本文抜粋:

__________________________________________________

夏の盛り、久々に赤阪友昭さんをお招きし、当店イベントスペースコテージにてお話会を開催いたします。

今回は扇について。

古代より現代に至るまで、祭事や伝統芸能の世界で極めて重要な道具として用いられている扇とはどのような存在なのでしょう。

現代の日常では、能や狂言、日本舞踊から落語といった芸能で目にすることの多い扇。身近なところでは夏の暑さにさわやかな風をおこす道具として、または祝いや婚礼の席などいわゆるハレの場で身に着けるものとして使われています。遡れば現代とはまた異なる役割を見て取ることも。

在野の民俗学者・吉野裕子さんによる書籍『扇 新版 性と古代信仰』を紐解きながら、お話していただきます。

扇についてのお話会が夏の盛りに開催されるのも偶然ではないかもしれませんね。この会を通して、お集まりいただいたみなさまとの対話もできれば嬉しく思います。

余談ではありますが、昨冬、右京区西院の美容室・yakにて開催された赤阪さんのお話会「日本の祭り―蛇と縄文、そして星への祈り」の中で「扇は蛇を象徴するシンボル」と語られる下りがありました。今回は「扇」そのものに焦点をあて、赤阪さんとみなさんとともに紐解く機会となれば幸いです。

ナビゲーターの赤阪さんより本イベントに寄せていただいたメッセージをご紹介します。


ナビゲーター:赤阪友昭さんより

私たちの暮らしや精神性にひっそりを残された「いにしえの記憶」。

今回とりあげる本は後に多数の著作を残す在野の民俗学者・吉野裕子の出発点となる著作「扇」です。
初版のカバー袖には次のような紹介文が添えられていました。

“「扇はセックスのシンボルであった!」
(中略)
日本の古代をそっくり沈めているといわれる沖縄の特殊神事。そして沖縄の祭処御嶽の神木蒲葵にその糸口はあった。
出雲の美保神社の蒼柴垣神事に重用される「長形の扇」、熊野大社の扇祭の謎、践祚大嘗祭になくてはならぬ蒲葵の葉の発見等、追求の手はのべられていく。そしてついに沖縄に残る祭祀形態の中に扇の源をたどる。沖縄の神社御嶽における女性の象徴を象どった空地「イビ」、そこに配置された男性の象徴たる神木蒲葵の発見。女性の象徴、母なる大地に生命の種を宿す男性の象徴に崇高なる霊力を感知し信仰にまで高めていった古代人の精神が今日の扇に象徴されて残されたのではなかろうか。そこに扇の原型があるのではなかろうか。”(カバー袖紹介文)

実際に、著作の中で取り上げらている沖縄や出雲で独自のフィールドワークを重ねてきたナビゲーターが、本の中に記された論考を深く掘り下げる本の旅の第一弾。

さらには、その奥深くに眠る縄文や海洋民族文化などとも絡み合った複合的な視点を紐解く時間になりそうです。

__________________________________________________

課題一覧:
#1 扇のお話会の案内文について、「出雲の美保神社の蒼柴垣神事に」から始まり「を紐解く時間になりそうです。」まで続く部分を、「フィールドワーク」を「現地調査」に改めて書き直してください。
#2 扇のお話会の案内文によると、昨冬の赤阪さんのお話会「日本の祭り―蛇と縄文、そして星への祈り」はどこで開催されましたか。

(データセット項目)
__________________________________________________

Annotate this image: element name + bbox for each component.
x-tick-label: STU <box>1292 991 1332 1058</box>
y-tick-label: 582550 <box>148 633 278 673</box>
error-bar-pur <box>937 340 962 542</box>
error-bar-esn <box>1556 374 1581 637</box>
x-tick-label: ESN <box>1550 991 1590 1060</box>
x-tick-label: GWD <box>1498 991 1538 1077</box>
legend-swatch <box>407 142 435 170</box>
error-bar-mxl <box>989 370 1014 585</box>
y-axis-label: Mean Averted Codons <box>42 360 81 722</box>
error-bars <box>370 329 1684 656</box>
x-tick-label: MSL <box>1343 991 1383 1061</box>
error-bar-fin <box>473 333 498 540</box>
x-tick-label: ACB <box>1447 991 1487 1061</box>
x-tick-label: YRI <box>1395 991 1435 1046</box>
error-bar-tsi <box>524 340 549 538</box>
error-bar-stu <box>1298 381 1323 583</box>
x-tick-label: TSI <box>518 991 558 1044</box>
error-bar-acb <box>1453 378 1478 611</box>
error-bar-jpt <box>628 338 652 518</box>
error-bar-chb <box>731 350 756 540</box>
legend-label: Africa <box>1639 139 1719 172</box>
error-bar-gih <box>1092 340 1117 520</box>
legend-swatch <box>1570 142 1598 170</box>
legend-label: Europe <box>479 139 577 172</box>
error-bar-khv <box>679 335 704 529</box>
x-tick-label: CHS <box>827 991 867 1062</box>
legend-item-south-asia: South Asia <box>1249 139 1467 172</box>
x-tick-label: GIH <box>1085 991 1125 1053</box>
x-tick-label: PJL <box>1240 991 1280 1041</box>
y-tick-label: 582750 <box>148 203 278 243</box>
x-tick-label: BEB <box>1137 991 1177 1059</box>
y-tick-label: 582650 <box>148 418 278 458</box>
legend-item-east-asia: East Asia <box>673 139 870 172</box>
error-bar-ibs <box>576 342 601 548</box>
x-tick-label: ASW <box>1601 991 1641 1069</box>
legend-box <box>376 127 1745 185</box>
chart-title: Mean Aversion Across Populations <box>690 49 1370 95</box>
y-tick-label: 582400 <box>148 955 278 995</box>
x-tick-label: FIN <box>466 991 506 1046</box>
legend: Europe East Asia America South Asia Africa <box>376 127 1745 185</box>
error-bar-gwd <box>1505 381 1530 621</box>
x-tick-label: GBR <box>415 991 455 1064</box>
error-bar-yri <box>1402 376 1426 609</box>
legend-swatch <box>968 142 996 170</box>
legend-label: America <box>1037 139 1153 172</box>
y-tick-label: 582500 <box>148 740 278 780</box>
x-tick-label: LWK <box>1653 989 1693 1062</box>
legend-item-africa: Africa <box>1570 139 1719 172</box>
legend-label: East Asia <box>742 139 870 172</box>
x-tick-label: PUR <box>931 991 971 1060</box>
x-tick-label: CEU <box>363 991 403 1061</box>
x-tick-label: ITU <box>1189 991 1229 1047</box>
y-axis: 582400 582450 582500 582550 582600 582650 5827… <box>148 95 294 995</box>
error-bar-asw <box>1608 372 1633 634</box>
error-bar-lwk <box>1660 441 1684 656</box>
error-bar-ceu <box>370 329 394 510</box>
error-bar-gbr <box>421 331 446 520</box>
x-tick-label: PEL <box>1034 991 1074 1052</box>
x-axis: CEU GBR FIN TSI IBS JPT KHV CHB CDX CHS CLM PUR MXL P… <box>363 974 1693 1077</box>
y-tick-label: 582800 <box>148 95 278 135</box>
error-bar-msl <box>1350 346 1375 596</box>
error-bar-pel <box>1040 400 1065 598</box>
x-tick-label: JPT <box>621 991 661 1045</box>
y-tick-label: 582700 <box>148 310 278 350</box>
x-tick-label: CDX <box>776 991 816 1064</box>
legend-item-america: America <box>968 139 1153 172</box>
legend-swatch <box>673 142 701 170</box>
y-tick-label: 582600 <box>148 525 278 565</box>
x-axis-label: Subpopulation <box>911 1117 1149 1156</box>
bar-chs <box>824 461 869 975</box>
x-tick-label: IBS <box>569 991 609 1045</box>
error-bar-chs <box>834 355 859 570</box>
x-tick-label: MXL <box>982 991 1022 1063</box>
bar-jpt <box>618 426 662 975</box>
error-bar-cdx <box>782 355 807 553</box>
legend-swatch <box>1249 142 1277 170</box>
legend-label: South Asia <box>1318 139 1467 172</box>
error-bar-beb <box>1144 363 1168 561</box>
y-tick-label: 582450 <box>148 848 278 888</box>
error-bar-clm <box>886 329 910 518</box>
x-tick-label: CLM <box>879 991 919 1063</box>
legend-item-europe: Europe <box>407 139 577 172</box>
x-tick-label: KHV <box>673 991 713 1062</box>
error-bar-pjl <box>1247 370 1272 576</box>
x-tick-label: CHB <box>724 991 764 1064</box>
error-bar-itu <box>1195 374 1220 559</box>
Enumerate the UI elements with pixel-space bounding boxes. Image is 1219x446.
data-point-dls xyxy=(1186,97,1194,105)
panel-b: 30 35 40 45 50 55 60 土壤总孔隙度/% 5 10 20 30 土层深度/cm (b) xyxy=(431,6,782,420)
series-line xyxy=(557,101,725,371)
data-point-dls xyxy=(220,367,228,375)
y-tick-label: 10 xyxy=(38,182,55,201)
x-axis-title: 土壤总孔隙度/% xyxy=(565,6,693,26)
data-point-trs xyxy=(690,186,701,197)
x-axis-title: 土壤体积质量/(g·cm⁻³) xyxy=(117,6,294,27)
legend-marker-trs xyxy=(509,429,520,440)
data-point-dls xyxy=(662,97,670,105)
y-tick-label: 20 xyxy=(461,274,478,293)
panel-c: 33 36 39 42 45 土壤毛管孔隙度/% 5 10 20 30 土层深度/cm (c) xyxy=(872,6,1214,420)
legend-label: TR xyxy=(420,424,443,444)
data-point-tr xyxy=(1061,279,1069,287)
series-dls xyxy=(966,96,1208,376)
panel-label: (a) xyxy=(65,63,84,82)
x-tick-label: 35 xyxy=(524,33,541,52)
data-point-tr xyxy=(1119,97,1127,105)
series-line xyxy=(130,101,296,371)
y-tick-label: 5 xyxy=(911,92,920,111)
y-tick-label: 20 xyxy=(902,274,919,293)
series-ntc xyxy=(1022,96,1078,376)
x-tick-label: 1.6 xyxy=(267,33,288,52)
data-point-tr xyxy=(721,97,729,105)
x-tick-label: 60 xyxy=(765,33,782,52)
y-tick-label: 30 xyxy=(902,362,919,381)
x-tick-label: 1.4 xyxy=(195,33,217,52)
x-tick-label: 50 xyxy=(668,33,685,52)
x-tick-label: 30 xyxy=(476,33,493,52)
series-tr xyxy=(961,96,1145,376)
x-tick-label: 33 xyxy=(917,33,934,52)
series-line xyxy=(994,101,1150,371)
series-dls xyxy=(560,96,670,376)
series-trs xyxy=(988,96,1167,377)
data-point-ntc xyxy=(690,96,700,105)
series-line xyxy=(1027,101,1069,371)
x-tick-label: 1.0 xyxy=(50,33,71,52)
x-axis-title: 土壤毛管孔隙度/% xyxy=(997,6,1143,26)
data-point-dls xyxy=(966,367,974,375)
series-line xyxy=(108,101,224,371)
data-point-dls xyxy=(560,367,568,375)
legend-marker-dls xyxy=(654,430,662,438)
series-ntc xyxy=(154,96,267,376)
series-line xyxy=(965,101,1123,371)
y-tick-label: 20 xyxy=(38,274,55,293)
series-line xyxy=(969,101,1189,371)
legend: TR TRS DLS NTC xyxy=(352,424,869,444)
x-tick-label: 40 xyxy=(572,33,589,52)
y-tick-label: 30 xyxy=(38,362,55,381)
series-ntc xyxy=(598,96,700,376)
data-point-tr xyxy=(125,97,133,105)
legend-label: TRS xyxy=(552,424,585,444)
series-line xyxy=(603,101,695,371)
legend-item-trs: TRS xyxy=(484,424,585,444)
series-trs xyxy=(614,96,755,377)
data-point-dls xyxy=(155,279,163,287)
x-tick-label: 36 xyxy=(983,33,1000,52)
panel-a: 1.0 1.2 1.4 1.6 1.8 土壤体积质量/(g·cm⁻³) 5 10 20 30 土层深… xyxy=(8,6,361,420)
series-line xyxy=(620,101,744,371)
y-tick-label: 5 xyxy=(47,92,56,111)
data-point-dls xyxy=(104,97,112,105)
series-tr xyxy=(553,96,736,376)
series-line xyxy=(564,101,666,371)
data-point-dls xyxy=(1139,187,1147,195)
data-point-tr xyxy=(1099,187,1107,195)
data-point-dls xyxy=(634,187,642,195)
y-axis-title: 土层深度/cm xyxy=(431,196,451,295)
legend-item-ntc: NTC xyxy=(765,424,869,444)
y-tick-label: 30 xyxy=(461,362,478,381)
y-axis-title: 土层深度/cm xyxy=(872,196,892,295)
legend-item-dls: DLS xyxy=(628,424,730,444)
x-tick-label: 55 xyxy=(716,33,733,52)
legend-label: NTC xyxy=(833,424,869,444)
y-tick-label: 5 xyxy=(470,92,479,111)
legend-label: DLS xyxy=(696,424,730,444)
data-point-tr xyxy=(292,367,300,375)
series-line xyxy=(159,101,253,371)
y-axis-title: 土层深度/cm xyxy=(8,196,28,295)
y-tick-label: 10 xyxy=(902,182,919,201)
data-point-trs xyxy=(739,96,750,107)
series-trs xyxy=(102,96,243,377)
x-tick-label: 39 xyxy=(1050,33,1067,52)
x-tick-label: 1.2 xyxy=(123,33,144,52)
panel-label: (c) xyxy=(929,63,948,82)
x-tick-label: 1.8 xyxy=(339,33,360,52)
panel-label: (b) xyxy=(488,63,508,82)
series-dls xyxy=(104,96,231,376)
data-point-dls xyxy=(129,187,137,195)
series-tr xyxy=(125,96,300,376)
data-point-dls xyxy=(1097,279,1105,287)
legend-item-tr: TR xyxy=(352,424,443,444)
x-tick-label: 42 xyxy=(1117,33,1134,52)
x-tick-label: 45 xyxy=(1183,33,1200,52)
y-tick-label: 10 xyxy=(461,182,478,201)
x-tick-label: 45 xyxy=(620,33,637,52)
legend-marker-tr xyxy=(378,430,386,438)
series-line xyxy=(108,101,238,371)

__________________________________________________

解答例:
#1
出雲の美保神社の蒼柴垣神事に重用される「長形の扇」、熊野大社の扇祭の謎、践祚大嘗祭になくてはならぬ蒲葵の葉の発見等、追求の手はのべられていく。そしてついに沖縄に残る祭祀形態の中に扇の源をたどる。沖縄の神社御嶽における女性の象徴を象どった空地「イビ」、そこに配置された男性の象徴たる神木蒲葵の発見。女性の象徴、母なる大地に生命の種を宿す男性の象徴に崇高なる霊力を感知し信仰にまで高めていった古代人の精神が今日の扇に象徴されて残されたのではなかろうか。そこに扇の原型があるのではなかろうか。”(カバー袖紹介文)

実際に、著作の中で取り上げらている沖縄や出雲で独自の現地調査を重ねてきたナビゲーターが、本の中に記された論考を深く掘り下げる本の旅の第一弾。

さらには、その奥深くに眠る縄文や海洋民族文化などとも絡み合った複合的な視点を紐解く時間になりそうです。

#2 右京区西院の美容室・yakです。